_WORK TO DO_
Leave out every picture, then transcribe the rest of the listing exactly.

== ENTRIES SUPPLIED ==

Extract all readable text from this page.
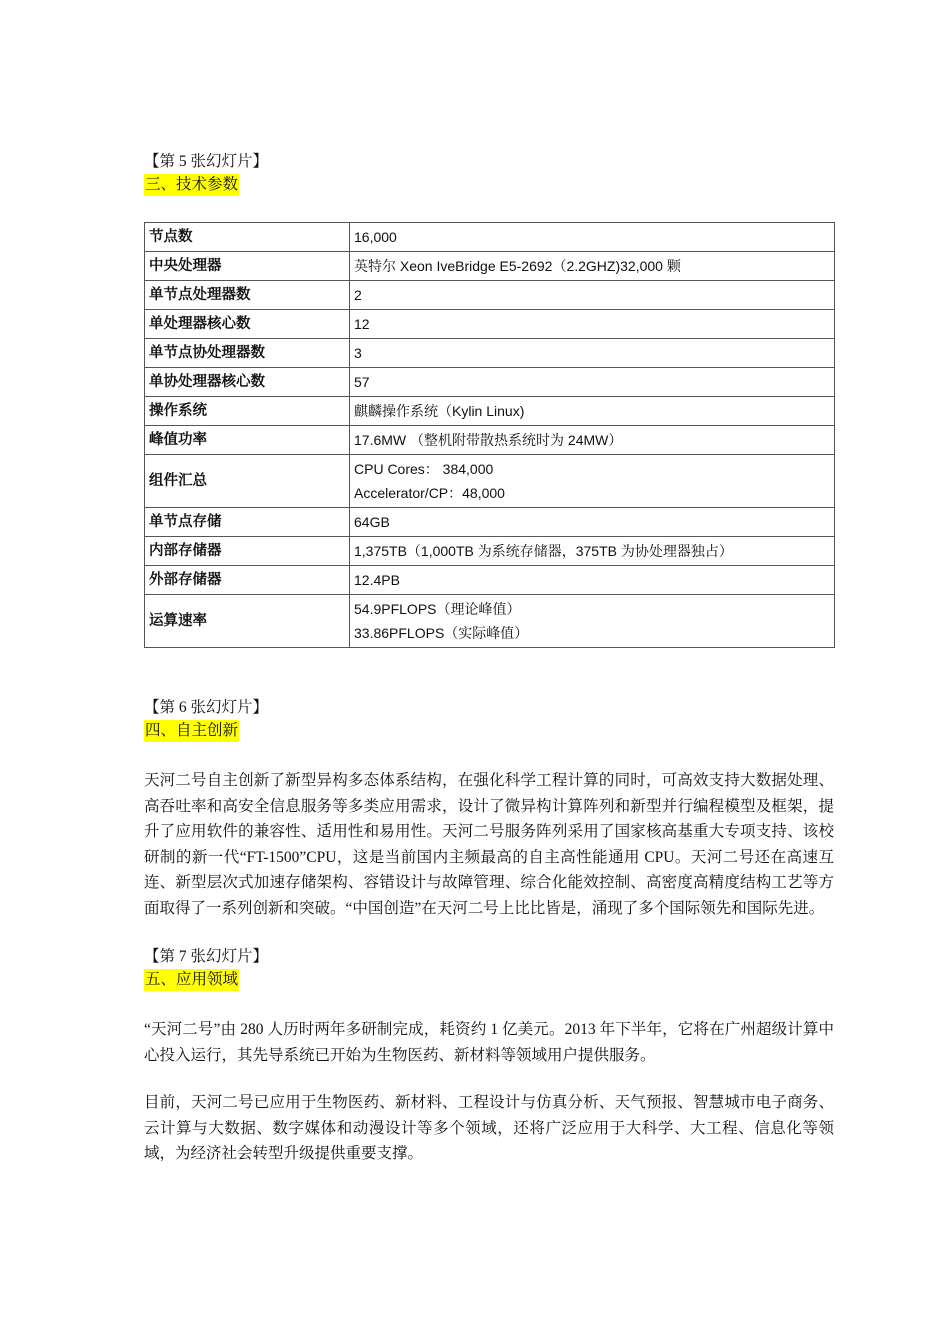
【第 5 张幻灯片】

三、技术参数
节点数	16,000

中央处理器	英特尔 Xeon IveBridge E5-2692（2.2GHZ)32,000 颗

单节点处理器数	2

单处理器核心数	12

单节点协处理器数	3

单协处理器核心数	57

操作系统	麒麟操作系统（Kylin Linux)

峰值功率	17.6MW （整机附带散热系统时为 24MW）

组件汇总	CPU Cores： 384,000
Accelerator/CP：48,000

单节点存储	64GB

内部存储器	1,375TB（1,000TB 为系统存储器，375TB 为协处理器独占）

外部存储器	12.4PB

运算速率	54.9PFLOPS（理论峰值）
33.86PFLOPS（实际峰值）

【第 6 张幻灯片】

四、自主创新

天河二号自主创新了新型异构多态体系结构，在强化科学工程计算的同时，可高效支持大数据处理、高吞吐率和高安全信息服务等多类应用需求，设计了微异构计算阵列和新型并行编程模型及框架，提升了应用软件的兼容性、适用性和易用性。天河二号服务阵列采用了国家核高基重大专项支持、该校研制的新一代“FT-1500”CPU，这是当前国内主频最高的自主高性能通用 CPU。天河二号还在高速互连、新型层次式加速存储架构、容错设计与故障管理、综合化能效控制、高密度高精度结构工艺等方面取得了一系列创新和突破。“中国创造”在天河二号上比比皆是，涌现了多个国际领先和国际先进。

【第 7 张幻灯片】

五、应用领域

“天河二号”由 280 人历时两年多研制完成，耗资约 1 亿美元。2013 年下半年，它将在广州超级计算中心投入运行，其先导系统已开始为生物医药、新材料等领域用户提供服务。

目前，天河二号已应用于生物医药、新材料、工程设计与仿真分析、天气预报、智慧城市电子商务、云计算与大数据、数字媒体和动漫设计等多个领域，还将广泛应用于大科学、大工程、信息化等领域，为经济社会转型升级提供重要支撑。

===

_TASK ANSWER_
Extract all readable text from this page.
【第 5 张幻灯片】

三、技术参数
节点数	16,000

中央处理器	英特尔 Xeon IveBridge E5-2692（2.2GHZ)32,000 颗

单节点处理器数	2

单处理器核心数	12

单节点协处理器数	3

单协处理器核心数	57

操作系统	麒麟操作系统（Kylin Linux)

峰值功率	17.6MW （整机附带散热系统时为 24MW）

组件汇总	CPU Cores： 384,000
Accelerator/CP：48,000

单节点存储	64GB

内部存储器	1,375TB（1,000TB 为系统存储器，375TB 为协处理器独占）

外部存储器	12.4PB

运算速率	54.9PFLOPS（理论峰值）
33.86PFLOPS（实际峰值）

【第 6 张幻灯片】

四、自主创新

天河二号自主创新了新型异构多态体系结构，在强化科学工程计算的同时，可高效支持大数据处理、高吞吐率和高安全信息服务等多类应用需求，设计了微异构计算阵列和新型并行编程模型及框架，提升了应用软件的兼容性、适用性和易用性。天河二号服务阵列采用了国家核高基重大专项支持、该校研制的新一代“FT-1500”CPU，这是当前国内主频最高的自主高性能通用 CPU。天河二号还在高速互连、新型层次式加速存储架构、容错设计与故障管理、综合化能效控制、高密度高精度结构工艺等方面取得了一系列创新和突破。“中国创造”在天河二号上比比皆是，涌现了多个国际领先和国际先进。

【第 7 张幻灯片】

五、应用领域

“天河二号”由 280 人历时两年多研制完成，耗资约 1 亿美元。2013 年下半年，它将在广州超级计算中心投入运行，其先导系统已开始为生物医药、新材料等领域用户提供服务。

目前，天河二号已应用于生物医药、新材料、工程设计与仿真分析、天气预报、智慧城市电子商务、云计算与大数据、数字媒体和动漫设计等多个领域，还将广泛应用于大科学、大工程、信息化等领域，为经济社会转型升级提供重要支撑。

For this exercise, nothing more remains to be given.